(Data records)
** Start **
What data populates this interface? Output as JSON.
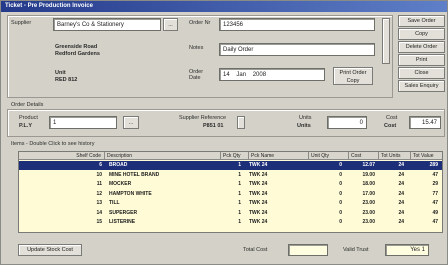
{
  "window": {
    "title": "Ticket - Pre Production Invoice"
  },
  "supplier": {
    "label": "Supplier",
    "value": "Barney's Co & Stationery",
    "address": [
      "Greenside Road",
      "Redford Gardens"
    ],
    "label_area": "Unit",
    "area": "RED 812"
  },
  "invoice": {
    "order_label": "Order Nr",
    "order_value": "123456",
    "notes_label": "Notes",
    "notes_value": "Daily Order",
    "date_label": "Order Date",
    "date_day": "14",
    "date_month": "Jan",
    "date_year": "2008",
    "print_label": "Print Order",
    "print_label2": "Copy"
  },
  "side_buttons": [
    "Save Order",
    "Copy",
    "Delete Order",
    "Print",
    "Close",
    "Sales Enquiry"
  ],
  "order_header": {
    "section_label": "Order Details",
    "product_label": "Product",
    "product_sub": "P.L.Y",
    "product_code": "1",
    "supplier_ref_label": "Supplier Reference",
    "supplier_ref_value": "P851 01",
    "unit_label": "Units",
    "unit_sub": "Units",
    "unit_value": "0",
    "cost_label": "Cost",
    "cost_sub": "Cost",
    "cost_value": "15.47"
  },
  "grid": {
    "caption": "Items - Double Click to see history",
    "columns": [
      "Shelf Code",
      "Description",
      "Pck Qty",
      "Pck Name",
      "Unit Qty",
      "Cost",
      "Tot Units",
      "Tot Value"
    ],
    "rows": [
      {
        "code": "6",
        "desc": "BROAD",
        "pq": "1",
        "pn": "TWK 24",
        "uq": "0",
        "cost": "12.07",
        "tu": "24",
        "tv": "289"
      },
      {
        "code": "10",
        "desc": "MINE HOTEL BRAND",
        "pq": "1",
        "pn": "TWK 24",
        "uq": "0",
        "cost": "19.00",
        "tu": "24",
        "tv": "47"
      },
      {
        "code": "11",
        "desc": "MOCKER",
        "pq": "1",
        "pn": "TWK 24",
        "uq": "0",
        "cost": "18.00",
        "tu": "24",
        "tv": "29"
      },
      {
        "code": "12",
        "desc": "HAMPTON WHITE",
        "pq": "1",
        "pn": "TWK 24",
        "uq": "0",
        "cost": "17.00",
        "tu": "24",
        "tv": "77"
      },
      {
        "code": "13",
        "desc": "TILL",
        "pq": "1",
        "pn": "TWK 24",
        "uq": "0",
        "cost": "23.00",
        "tu": "24",
        "tv": "47"
      },
      {
        "code": "14",
        "desc": "SUPERGER",
        "pq": "1",
        "pn": "TWK 24",
        "uq": "0",
        "cost": "23.00",
        "tu": "24",
        "tv": "49"
      },
      {
        "code": "15",
        "desc": "LISTERINE",
        "pq": "1",
        "pn": "TWK 24",
        "uq": "0",
        "cost": "23.00",
        "tu": "24",
        "tv": "47"
      }
    ]
  },
  "footer": {
    "add_label": "Update Stock Cost",
    "total_label": "Total Cost",
    "total_value": "",
    "valid_label": "Valid Trust",
    "valid_value": "Yes 1"
  }
}
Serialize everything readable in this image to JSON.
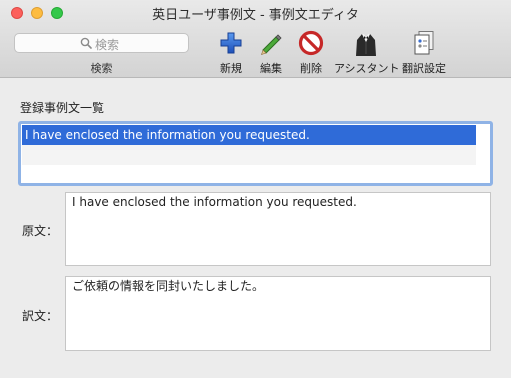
{
  "window": {
    "title": "英日ユーザ事例文 - 事例文エディタ"
  },
  "toolbar": {
    "search_placeholder": "検索",
    "search_label": "検索",
    "buttons": [
      {
        "id": "new",
        "label": "新規",
        "icon": "plus-icon"
      },
      {
        "id": "edit",
        "label": "編集",
        "icon": "pencil-icon"
      },
      {
        "id": "delete",
        "label": "削除",
        "icon": "no-entry-icon"
      },
      {
        "id": "assistant",
        "label": "アシスタント",
        "icon": "butler-icon"
      },
      {
        "id": "translation_settings",
        "label": "翻訳設定",
        "icon": "document-settings-icon"
      }
    ]
  },
  "list": {
    "title": "登録事例文一覧",
    "rows": [
      "I have enclosed the information you requested.",
      "",
      ""
    ],
    "selected_index": 0
  },
  "source": {
    "label": "原文：",
    "text": "I have enclosed the information you requested."
  },
  "translation": {
    "label": "訳文：",
    "text": "ご依頼の情報を同封いたしました。"
  },
  "colors": {
    "selection": "#2f6bd8",
    "focus_ring": "#8fb3e6",
    "close": "#fc605c",
    "minimize": "#fdbc40",
    "zoom": "#34c84a"
  }
}
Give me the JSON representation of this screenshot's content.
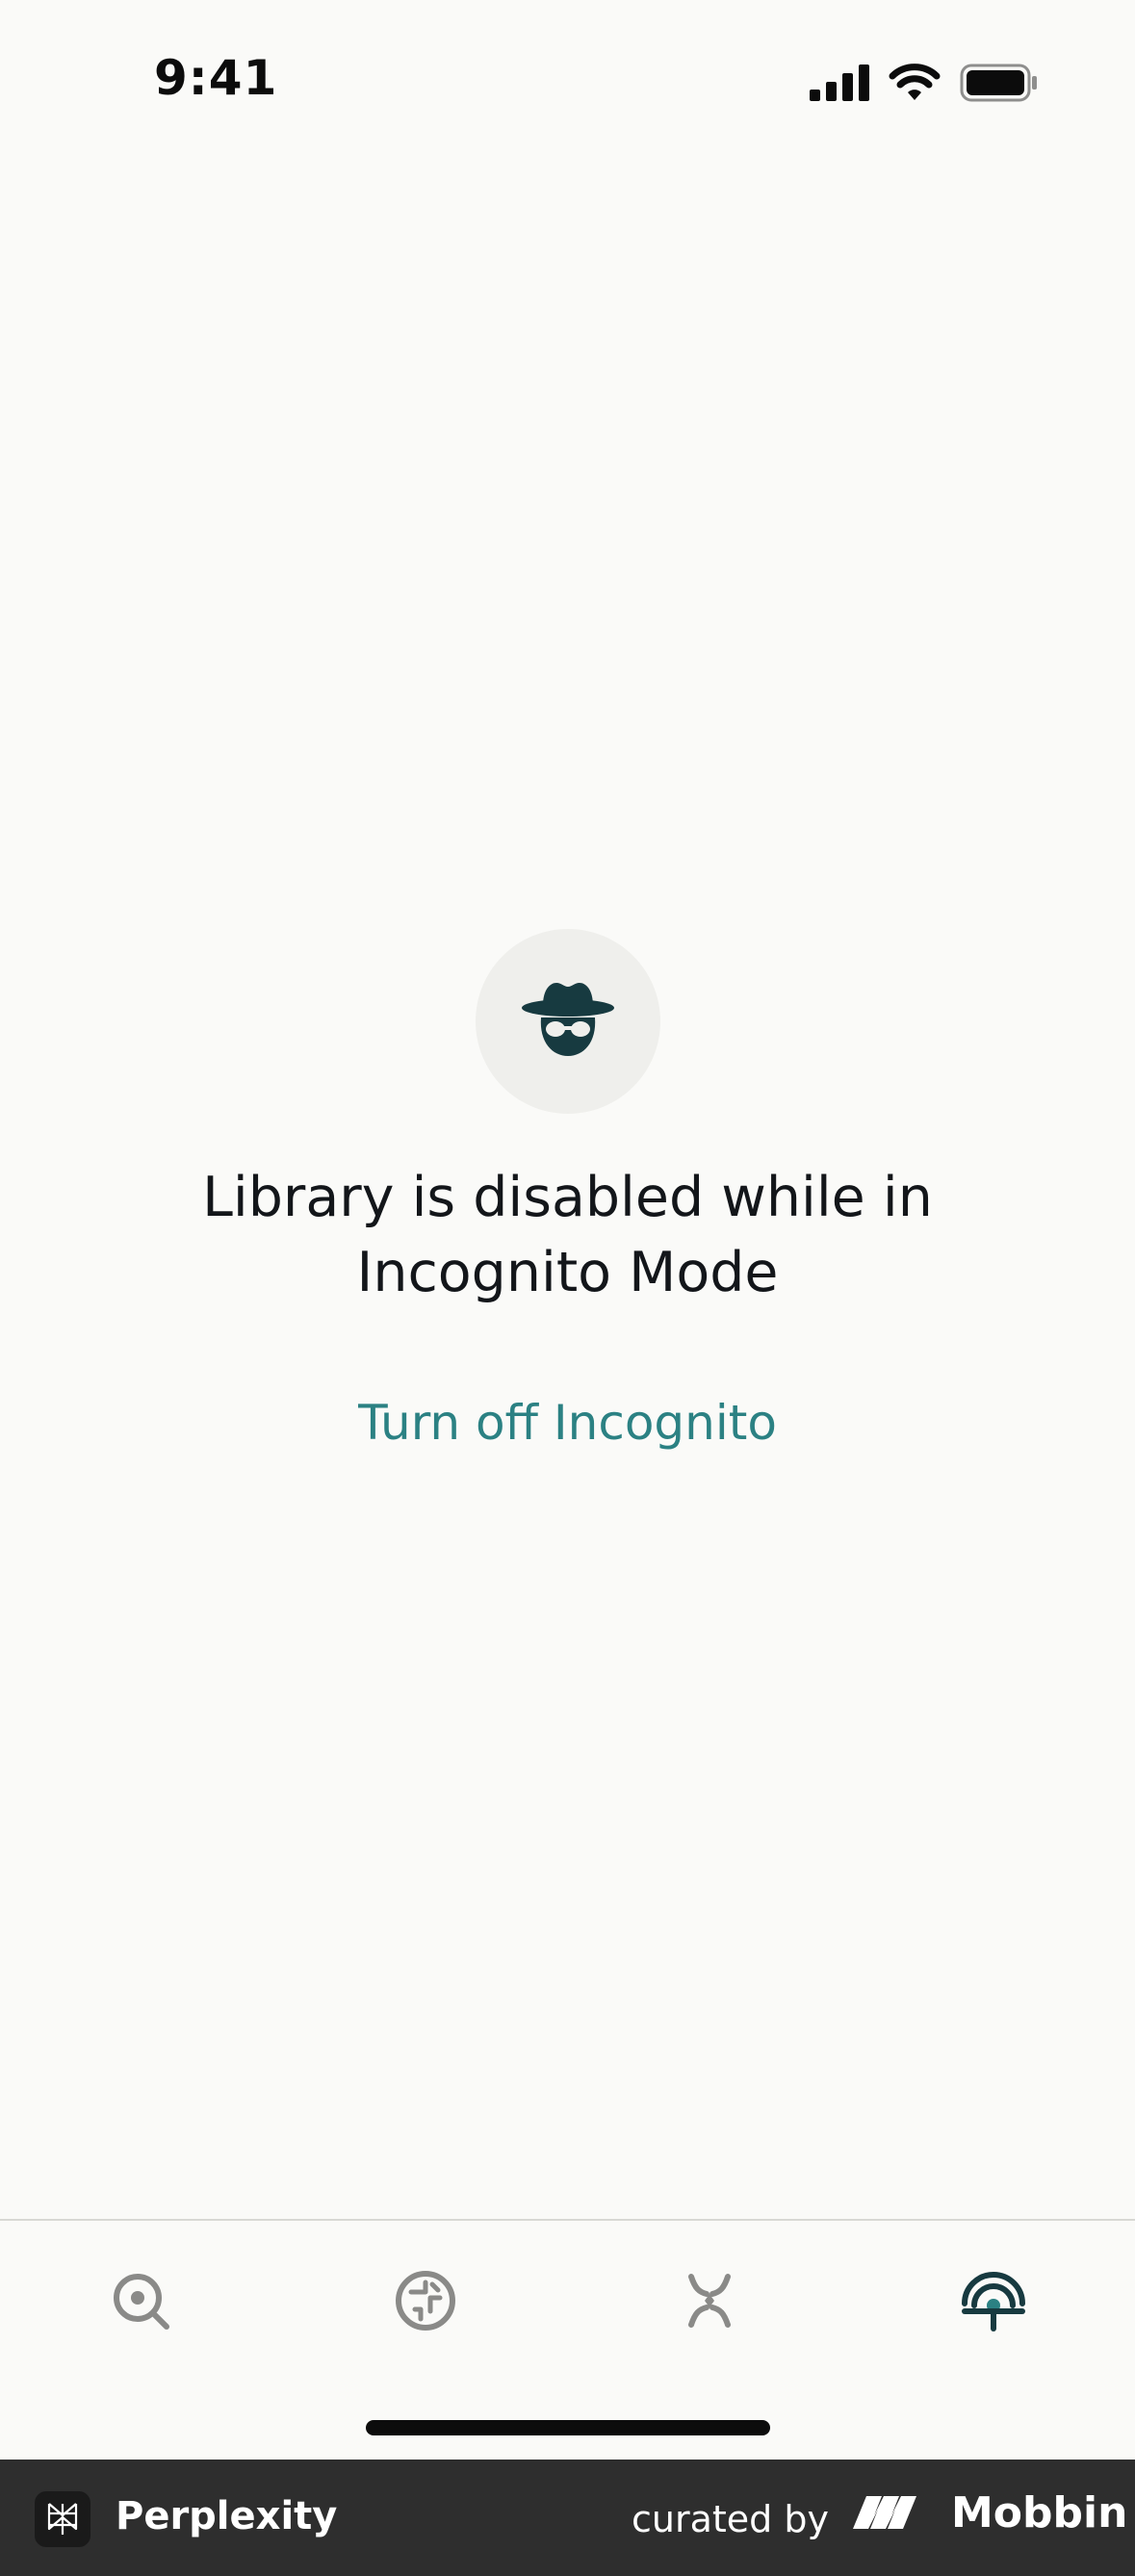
{
  "status_bar": {
    "time": "9:41",
    "icons": [
      "cellular-signal-icon",
      "wifi-icon",
      "battery-icon"
    ]
  },
  "empty_state": {
    "icon": "incognito-icon",
    "message": "Library is disabled while in Incognito Mode",
    "action_label": "Turn off Incognito"
  },
  "tab_bar": {
    "tabs": [
      {
        "icon": "search-icon",
        "active": false
      },
      {
        "icon": "discover-icon",
        "active": false
      },
      {
        "icon": "spaces-icon",
        "active": false
      },
      {
        "icon": "library-icon",
        "active": true
      }
    ]
  },
  "footer": {
    "app_name": "Perplexity",
    "curated_by": "curated by",
    "brand": "Mobbin"
  },
  "colors": {
    "background": "#fafaf8",
    "accent": "#2b8183",
    "icon_dark": "#173a40",
    "icon_inactive": "#8a8a88",
    "footer_bg": "#2e2e2e"
  }
}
** End **
**PROBLEM TO SOLVE**:
Out of the material above, select every line that holds the string "information".

**RESPONSE TO THE TASK**:
      "I have enclosed the information you requested.",
    "text": "I have enclosed the information you requested."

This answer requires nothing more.